• [Challenge 1]:
From the mailing-list message about building ports on 10-CURRENT, copy word for word the passage that begins at the words "Skip site navigation" and stops after "run on 10-CURRENT?".
• [Challenge 2]:
Write a continuation of the mailing-list message about building ports on 10-CURRENT, starting right after its last sentence.

• [Text provided]:
Skip site navigation (1)Skip section navigation (2)
Date:      Sun, 23 Jun 2013 08:09:05 +0200
From:      Michael Gmelin <freebsd@grem.de>
To:        Dimitry Andric <dim@FreeBSD.org>
Cc:        "freebsd-ports@freebsd.org Ports" <freebsd-ports@freebsd.org>, Matthias Andree <mandree@FreeBSD.org>
Subject:   Re: Are ports supposed to build and run on 10-CURRENT?
Message-ID:  <20130623080905.17f77d71@bsd64.grem.de>
In-Reply-To: <C1CC40FC-4489-4164-96B7-5E1A25DCB37F@FreeBSD.org>
References:  <20130613031535.4087d7f9@bsd64.grem.de> <EF830CD7-00F1-4628-8515-76133BBE85E7@FreeBSD.org> <C1CC40FC-4489-4164-96B7-5E1A25DCB37F@FreeBSD.org>

next in thread | previous in thread | raw e-mail | index | archive | help
--MP_/LfKU5HdBj6_6Cc/VQfpV0gi
Content-Type: text/plain; charset=US-ASCII
Content-Transfer-Encoding: 7bit
Content-Disposition: inline

On Sat, 22 Jun 2013 00:27:53 +0200
Dimitry Andric <dim@FreeBSD.org> wrote:

> On Jun 21, 2013, at 22:07, Dimitry Andric <dim@freebsd.org> wrote:
> > On Jun 13, 2013, at 03:15, Michael Gmelin <freebsd@grem.de> wrote:
> ...
> >> - system clang + std=c++11 + system libc++: Build fails, due to 
> >> a dependency (databases/db5) not building with those flags. It
> >> looks like a problem in libc++ to me, but I didn't have much time
> >> to investigate. It might be one of those things that might just go
> >> away after a while.
> > 
> > No, db5 does not build because it is redefining a C++11 standard
> > library identifier, atomic_init().  It should probably prefix all
> > its internal defines with 'db_', to avoid collisions.  The
> > db-5.3.21/src/dbinc/atomic.h file is already patched by our port to
> > avoid one such collision, but it is probably necessary to do this
> > again for any other identifiers that are used either by C++, or are
> > compiler builtins.

• [Dataset rows]:
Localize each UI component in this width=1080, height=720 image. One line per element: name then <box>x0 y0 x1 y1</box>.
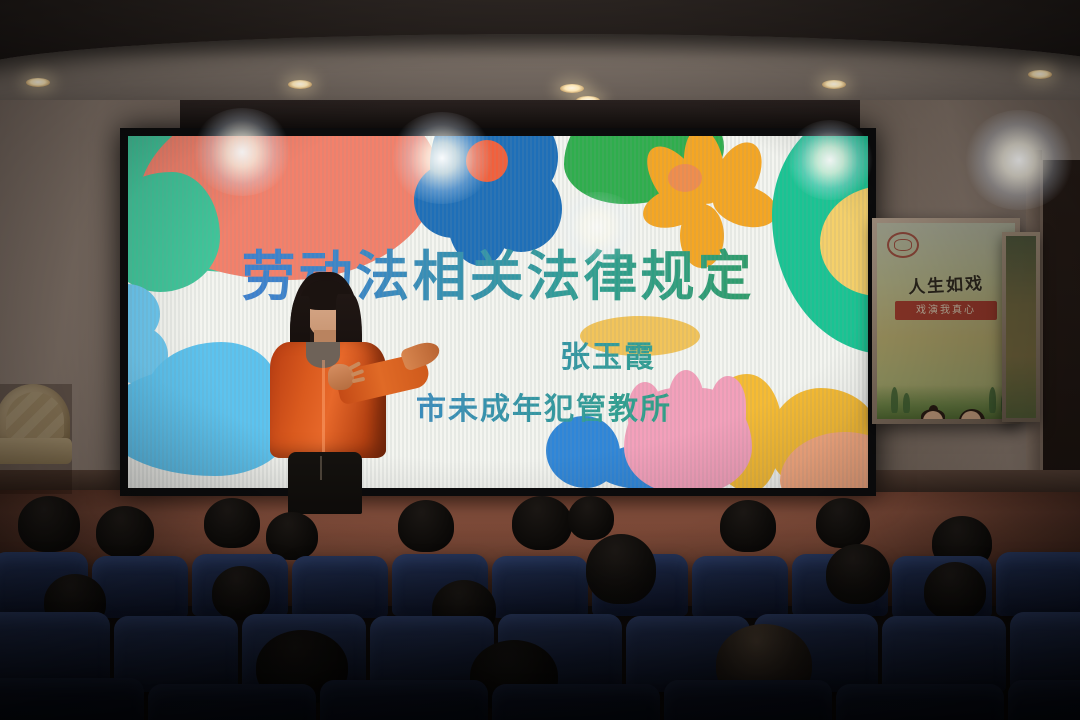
audience-head <box>924 562 986 620</box>
audience-seat-foreground[interactable] <box>664 680 832 720</box>
audience-head <box>816 498 870 548</box>
ceiling-downlight <box>288 80 312 89</box>
audience-head <box>512 496 572 550</box>
audience-head <box>96 506 154 558</box>
slide-presenter-name: 张玉霞 <box>128 332 868 376</box>
audience-seat-foreground[interactable] <box>836 684 1004 720</box>
poster-cypress-icon <box>903 393 910 413</box>
blue-flower-center <box>466 140 508 182</box>
audience-seat[interactable] <box>292 556 388 618</box>
orange-flower-center <box>668 164 702 192</box>
wall-poster-frame-secondary[interactable] <box>1002 232 1040 422</box>
audience-seat-foreground[interactable] <box>0 678 144 720</box>
audience-head <box>266 512 318 560</box>
audience-seat[interactable] <box>1010 612 1080 690</box>
speaker-presenter <box>252 272 420 512</box>
audience-seat-foreground[interactable] <box>148 684 316 720</box>
speaker-pants <box>288 452 362 514</box>
audience-head <box>568 496 614 540</box>
ceiling-downlight <box>1028 70 1052 79</box>
led-screen-frame: 劳动法相关法律规定 张玉霞 市未成年犯管教所 <box>120 128 876 496</box>
slide-title: 劳动法相关法律规定 <box>128 232 868 311</box>
speaker-drawstring <box>320 456 322 480</box>
poster-title: 人生如戏 <box>877 267 1015 299</box>
audience-seat[interactable] <box>692 556 788 618</box>
ceiling-downlight <box>822 80 846 89</box>
baseboard-right <box>860 470 1080 492</box>
poster-cypress-icon <box>891 387 898 413</box>
slide-canvas: 劳动法相关法律规定 张玉霞 市未成年犯管教所 <box>128 136 868 488</box>
audience-head <box>18 496 80 552</box>
doorway[interactable] <box>1040 160 1080 490</box>
audience-head <box>720 500 776 552</box>
wall-poster-art-secondary <box>1006 236 1036 418</box>
audience-seat-foreground[interactable] <box>492 684 660 720</box>
audience-head <box>826 544 890 604</box>
ornate-armchair[interactable] <box>0 384 72 494</box>
wall-poster-frame[interactable]: 人生如戏 戏演我真心 <box>872 218 1020 424</box>
audience-seat[interactable] <box>996 552 1080 616</box>
poster-cypress-icon <box>989 387 996 413</box>
chair-shadow-overlay <box>0 384 72 494</box>
red-seal-icon <box>887 232 919 258</box>
audience-seat-foreground[interactable] <box>320 680 488 720</box>
audience-head <box>586 534 656 604</box>
poster-shadow-overlay-secondary <box>1006 236 1036 418</box>
auditorium-scene: 劳动法相关法律规定 张玉霞 市未成年犯管教所 <box>0 0 1080 720</box>
ceiling-downlight <box>26 78 50 87</box>
audience-head <box>212 566 270 620</box>
ceiling-downlight <box>560 84 584 93</box>
audience-head <box>204 498 260 548</box>
audience-head <box>398 500 454 552</box>
wall-poster-art: 人生如戏 戏演我真心 <box>877 223 1015 419</box>
led-screen[interactable]: 劳动法相关法律规定 张玉霞 市未成年犯管教所 <box>128 136 868 488</box>
poster-banner: 戏演我真心 <box>895 301 997 320</box>
audience-seat[interactable] <box>92 556 188 618</box>
audience-seat[interactable] <box>882 616 1006 692</box>
audience-seat-foreground[interactable] <box>1008 680 1080 720</box>
audience-seat[interactable] <box>492 556 588 618</box>
speaker-jacket-zipper <box>322 360 325 452</box>
slide-organization: 市未成年犯管教所 <box>128 384 868 428</box>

• [Written reply 1]:
Skip site navigation (1)Skip section navigation (2)
Date:      Sun, 23 Jun 2013 08:09:05 +0200
From:      Michael Gmelin <freebsd@grem.de>
To:        Dimitry Andric <dim@FreeBSD.org>
Cc:        "freebsd-ports@freebsd.org Ports" <freebsd-ports@freebsd.org>, Matthias Andree <mandree@FreeBSD.org>
Subject:   Re: Are ports supposed to build and run on 10-CURRENT?

• [Written reply 2]:
> 
> Attached is a diff to fix the db5 port, so it correctly builds with
> CXXFLAGS?=-std=c++11 -stdlib=libc++.  Matthias, could you please have
> a look at it?
> 
> After db5 (compiled with libc++) was installed, I retried devel/ice
> again, but the Slice/keyword test failed in exactly the same way.  If
> you comment out the "delete factoryTable" line in
> cpp/src/Ice/FactoryTableInit.cpp, the Slice/keyword test does succeed.
> 
> Many other tests after that also go well, and the next failure I get
> was:
> 
>   *** running tests 39/83
> in /usr/work/usr/ports/devel/ice/work/Ice-3.5.0/cpp/test/Ice/udp ***
> configuration: Default *** test started: 06/22/13 00:20:11
>   starting server #1... ok
>   starting server #2... Traceback (most recent call last):
>     File
> "/usr/work/usr/ports/devel/ice/work/Ice-3.5.0/cpp/test/Ice/udp/run.py",
> line 41, in <module> serverProc.append(TestUtil.startServer(server,
> "%d" % i , adapter="McastTestAdapter")) File
> "/usr/work/usr/ports/devel/ice/work/Ice-3.5.0/scripts/TestUtil.py",
> line 1396, in startServer return spawnServer(cmd, env = env, adapter
> = adapter, count = count, echo = echo,lang=config.lang,mx=config.mx)
> File
> "/usr/work/usr/ports/devel/ice/work/Ice-3.5.0/scripts/TestUtil.py",
> line 1131, in spawnServer server.expect("%s ready\n" % adapter) File
> "/usr/work/usr/ports/devel/ice/work/Ice-3.5.0/scripts/Expect.py",
> line 394, in expect raise e Expect.TIMEOUT: timeout exceeded in match
> pattern: "McastTestAdapter ready\n" buffer: "ControlAdapter ready
> Network.cpp:1701: Ice::SocketException: socket exception: Address
> already in use "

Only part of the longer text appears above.